■ TASK TO CARRY OUT ■
Transcribe every line of the listing below without any deviation.
------ PROVIDED INFORMATION
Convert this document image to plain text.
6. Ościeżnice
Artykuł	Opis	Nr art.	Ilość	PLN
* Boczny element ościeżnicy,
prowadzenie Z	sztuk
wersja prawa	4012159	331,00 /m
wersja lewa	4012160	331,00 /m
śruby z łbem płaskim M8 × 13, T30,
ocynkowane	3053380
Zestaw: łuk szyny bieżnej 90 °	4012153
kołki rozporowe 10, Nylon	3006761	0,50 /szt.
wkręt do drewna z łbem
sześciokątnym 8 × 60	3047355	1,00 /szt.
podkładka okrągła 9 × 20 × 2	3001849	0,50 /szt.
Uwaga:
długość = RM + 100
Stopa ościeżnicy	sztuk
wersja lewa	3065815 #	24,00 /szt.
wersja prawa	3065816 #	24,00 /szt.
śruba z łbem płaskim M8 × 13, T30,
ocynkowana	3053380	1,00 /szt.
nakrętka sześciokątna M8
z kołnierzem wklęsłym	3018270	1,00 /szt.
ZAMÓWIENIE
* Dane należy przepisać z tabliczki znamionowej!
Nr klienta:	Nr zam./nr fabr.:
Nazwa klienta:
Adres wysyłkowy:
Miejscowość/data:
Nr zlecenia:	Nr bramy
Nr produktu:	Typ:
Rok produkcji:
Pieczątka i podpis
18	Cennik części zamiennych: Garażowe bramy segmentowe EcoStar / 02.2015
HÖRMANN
------------
■ EXERCISE RESULT ■
Convert this document image to plain text.
6. Ościeżnice
Artykuł	Opis	Nr art.	Ilość	PLN
* Boczny element ościeżnicy,
prowadzenie Z	sztuk
wersja prawa	4012159	331,00 /m
wersja lewa	4012160	331,00 /m
śruby z łbem płaskim M8 × 13, T30,
ocynkowane	3053380
Zestaw: łuk szyny bieżnej 90 °	4012153
kołki rozporowe 10, Nylon	3006761	0,50 /szt.
wkręt do drewna z łbem
sześciokątnym 8 × 60	3047355	1,00 /szt.
podkładka okrągła 9 × 20 × 2	3001849	0,50 /szt.
Uwaga:
długość = RM + 100
Stopa ościeżnicy	sztuk
wersja lewa	3065815 #	24,00 /szt.
wersja prawa	3065816 #	24,00 /szt.
śruba z łbem płaskim M8 × 13, T30,
ocynkowana	3053380	1,00 /szt.
nakrętka sześciokątna M8
z kołnierzem wklęsłym	3018270	1,00 /szt.
ZAMÓWIENIE
* Dane należy przepisać z tabliczki znamionowej!
Nr klienta:	Nr zam./nr fabr.:
Nazwa klienta:
Adres wysyłkowy:
Miejscowość/data:
Nr zlecenia:	Nr bramy
Nr produktu:	Typ:
Rok produkcji:
Pieczątka i podpis
18	Cennik części zamiennych: Garażowe bramy segmentowe EcoStar / 02.2015
HÖRMANN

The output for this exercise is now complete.